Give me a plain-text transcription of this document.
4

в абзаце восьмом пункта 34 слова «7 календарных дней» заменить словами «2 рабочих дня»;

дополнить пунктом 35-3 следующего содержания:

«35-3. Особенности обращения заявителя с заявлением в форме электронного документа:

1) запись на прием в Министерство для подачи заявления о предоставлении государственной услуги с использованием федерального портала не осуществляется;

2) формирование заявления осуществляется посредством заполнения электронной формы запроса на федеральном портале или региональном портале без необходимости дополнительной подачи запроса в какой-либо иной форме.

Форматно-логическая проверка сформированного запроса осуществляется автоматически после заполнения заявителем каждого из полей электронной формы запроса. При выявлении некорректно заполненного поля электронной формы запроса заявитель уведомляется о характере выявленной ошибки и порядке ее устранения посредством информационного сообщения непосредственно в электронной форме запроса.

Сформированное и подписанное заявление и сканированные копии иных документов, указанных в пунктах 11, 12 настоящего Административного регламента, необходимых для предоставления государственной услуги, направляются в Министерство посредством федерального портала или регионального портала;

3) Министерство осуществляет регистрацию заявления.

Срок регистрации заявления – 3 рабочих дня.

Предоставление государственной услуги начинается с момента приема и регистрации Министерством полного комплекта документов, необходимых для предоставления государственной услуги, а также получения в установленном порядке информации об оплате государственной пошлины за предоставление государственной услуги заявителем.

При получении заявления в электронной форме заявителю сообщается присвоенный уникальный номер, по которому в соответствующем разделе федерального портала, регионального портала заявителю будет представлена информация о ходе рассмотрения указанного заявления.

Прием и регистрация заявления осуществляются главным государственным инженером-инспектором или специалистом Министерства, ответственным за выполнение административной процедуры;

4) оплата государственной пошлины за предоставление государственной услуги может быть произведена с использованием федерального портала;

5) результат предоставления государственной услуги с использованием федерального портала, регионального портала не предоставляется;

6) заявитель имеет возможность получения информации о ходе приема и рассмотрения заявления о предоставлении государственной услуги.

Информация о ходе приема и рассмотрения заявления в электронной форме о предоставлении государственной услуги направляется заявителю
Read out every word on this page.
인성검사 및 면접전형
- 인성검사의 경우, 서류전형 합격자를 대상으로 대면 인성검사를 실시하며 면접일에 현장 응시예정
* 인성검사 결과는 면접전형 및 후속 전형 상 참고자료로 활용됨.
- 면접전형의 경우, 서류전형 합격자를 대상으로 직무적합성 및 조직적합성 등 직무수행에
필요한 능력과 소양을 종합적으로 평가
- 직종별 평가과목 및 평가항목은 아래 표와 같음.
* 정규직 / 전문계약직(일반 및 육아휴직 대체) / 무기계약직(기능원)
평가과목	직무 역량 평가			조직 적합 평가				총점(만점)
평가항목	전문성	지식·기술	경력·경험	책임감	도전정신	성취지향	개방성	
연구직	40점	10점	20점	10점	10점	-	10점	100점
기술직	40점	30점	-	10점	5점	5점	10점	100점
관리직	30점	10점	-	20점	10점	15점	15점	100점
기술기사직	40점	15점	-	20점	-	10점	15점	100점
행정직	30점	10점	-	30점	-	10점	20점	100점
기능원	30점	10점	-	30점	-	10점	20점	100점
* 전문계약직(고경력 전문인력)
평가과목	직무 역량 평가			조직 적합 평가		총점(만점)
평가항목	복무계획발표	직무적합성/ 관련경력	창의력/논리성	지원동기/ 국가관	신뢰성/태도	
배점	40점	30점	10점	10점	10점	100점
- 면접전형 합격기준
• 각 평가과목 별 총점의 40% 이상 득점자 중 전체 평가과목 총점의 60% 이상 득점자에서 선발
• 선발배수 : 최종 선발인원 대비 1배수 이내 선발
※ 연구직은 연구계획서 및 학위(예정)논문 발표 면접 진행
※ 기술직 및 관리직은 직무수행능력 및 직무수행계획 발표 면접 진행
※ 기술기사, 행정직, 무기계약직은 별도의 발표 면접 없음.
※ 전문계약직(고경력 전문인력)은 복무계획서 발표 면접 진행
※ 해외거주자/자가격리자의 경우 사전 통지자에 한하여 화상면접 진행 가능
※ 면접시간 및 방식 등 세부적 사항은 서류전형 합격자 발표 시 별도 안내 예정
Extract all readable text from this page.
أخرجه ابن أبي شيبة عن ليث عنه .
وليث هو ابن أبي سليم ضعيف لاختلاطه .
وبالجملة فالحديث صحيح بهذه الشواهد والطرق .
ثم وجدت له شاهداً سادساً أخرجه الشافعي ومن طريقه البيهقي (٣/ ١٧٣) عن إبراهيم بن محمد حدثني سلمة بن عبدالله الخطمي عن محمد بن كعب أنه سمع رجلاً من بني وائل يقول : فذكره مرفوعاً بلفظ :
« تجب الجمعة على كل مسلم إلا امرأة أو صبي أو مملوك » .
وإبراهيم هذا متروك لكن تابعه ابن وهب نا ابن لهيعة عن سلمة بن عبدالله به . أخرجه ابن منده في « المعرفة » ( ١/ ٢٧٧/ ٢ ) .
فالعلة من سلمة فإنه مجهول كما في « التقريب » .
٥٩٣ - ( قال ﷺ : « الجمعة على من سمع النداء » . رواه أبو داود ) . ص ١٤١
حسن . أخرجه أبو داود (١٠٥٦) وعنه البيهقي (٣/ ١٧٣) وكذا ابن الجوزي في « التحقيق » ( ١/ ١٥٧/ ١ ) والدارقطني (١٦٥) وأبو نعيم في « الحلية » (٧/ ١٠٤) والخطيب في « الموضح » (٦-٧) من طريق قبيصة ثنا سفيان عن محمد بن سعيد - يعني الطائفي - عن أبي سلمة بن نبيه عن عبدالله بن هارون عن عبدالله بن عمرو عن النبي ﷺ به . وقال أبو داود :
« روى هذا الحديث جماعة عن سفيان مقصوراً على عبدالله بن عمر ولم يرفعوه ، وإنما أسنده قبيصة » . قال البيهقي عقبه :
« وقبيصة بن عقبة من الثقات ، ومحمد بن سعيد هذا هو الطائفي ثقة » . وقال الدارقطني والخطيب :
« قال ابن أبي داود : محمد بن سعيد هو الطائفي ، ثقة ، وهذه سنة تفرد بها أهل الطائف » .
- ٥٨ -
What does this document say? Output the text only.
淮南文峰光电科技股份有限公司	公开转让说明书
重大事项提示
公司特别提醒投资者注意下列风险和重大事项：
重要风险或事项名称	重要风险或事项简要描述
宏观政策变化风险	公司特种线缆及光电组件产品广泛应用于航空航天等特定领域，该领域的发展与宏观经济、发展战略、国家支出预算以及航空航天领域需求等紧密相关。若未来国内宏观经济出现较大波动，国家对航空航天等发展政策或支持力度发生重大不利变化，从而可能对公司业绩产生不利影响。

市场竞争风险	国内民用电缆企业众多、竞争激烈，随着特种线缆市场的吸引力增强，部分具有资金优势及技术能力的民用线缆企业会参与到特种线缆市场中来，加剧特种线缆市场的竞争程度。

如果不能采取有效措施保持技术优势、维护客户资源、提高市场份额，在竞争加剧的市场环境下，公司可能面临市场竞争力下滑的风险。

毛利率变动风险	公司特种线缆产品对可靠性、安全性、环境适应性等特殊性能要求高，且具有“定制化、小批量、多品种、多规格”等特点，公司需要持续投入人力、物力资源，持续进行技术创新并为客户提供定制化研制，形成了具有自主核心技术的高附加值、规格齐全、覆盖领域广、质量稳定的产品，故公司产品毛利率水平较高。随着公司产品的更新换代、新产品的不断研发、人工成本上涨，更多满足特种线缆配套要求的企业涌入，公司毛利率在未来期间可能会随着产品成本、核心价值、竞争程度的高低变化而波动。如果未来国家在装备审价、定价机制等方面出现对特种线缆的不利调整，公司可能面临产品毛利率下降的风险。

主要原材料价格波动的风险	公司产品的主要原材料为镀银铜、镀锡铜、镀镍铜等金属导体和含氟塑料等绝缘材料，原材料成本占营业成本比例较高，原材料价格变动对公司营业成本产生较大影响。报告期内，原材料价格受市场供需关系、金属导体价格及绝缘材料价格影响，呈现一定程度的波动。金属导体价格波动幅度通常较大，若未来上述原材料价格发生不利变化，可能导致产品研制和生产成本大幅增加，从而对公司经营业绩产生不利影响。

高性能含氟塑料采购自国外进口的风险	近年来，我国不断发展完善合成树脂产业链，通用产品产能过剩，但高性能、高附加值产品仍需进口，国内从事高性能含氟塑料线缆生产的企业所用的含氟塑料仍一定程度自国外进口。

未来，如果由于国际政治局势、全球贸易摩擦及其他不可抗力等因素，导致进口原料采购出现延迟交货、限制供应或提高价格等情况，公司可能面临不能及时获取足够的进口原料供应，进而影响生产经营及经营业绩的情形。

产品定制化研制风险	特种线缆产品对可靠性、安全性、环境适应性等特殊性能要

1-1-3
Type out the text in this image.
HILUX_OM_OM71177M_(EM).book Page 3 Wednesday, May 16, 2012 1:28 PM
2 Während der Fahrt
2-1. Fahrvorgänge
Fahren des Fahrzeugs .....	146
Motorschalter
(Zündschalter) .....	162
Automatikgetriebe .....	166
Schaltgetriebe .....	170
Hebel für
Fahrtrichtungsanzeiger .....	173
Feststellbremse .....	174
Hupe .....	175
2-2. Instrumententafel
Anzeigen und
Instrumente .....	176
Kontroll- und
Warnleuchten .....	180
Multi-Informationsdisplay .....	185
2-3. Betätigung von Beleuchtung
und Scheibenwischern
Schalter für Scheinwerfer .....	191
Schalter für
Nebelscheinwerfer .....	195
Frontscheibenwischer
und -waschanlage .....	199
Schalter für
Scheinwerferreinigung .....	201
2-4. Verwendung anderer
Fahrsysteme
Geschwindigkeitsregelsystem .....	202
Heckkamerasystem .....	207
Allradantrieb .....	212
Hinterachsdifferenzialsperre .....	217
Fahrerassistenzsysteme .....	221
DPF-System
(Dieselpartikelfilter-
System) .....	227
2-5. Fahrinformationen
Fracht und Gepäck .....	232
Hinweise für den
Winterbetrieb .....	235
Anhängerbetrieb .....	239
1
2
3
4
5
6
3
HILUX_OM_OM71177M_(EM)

Goal: Read the data above. Pull out each line in which the string "необходимых" appears.

Task solution:
Сформированное и подписанное заявление и сканированные копии иных документов, указанных в пунктах 11, 12 настоящего Административного регламента, необходимых для предоставления государственной услуги, направляются в Министерство посредством федерального портала или регионального портала;
Предоставление государственной услуги начинается с момента приема и регистрации Министерством полного комплекта документов, необходимых для предоставления государственной услуги, а также получения в установленном порядке информации об оплате государственной пошлины за предоставление государственной услуги заявителем.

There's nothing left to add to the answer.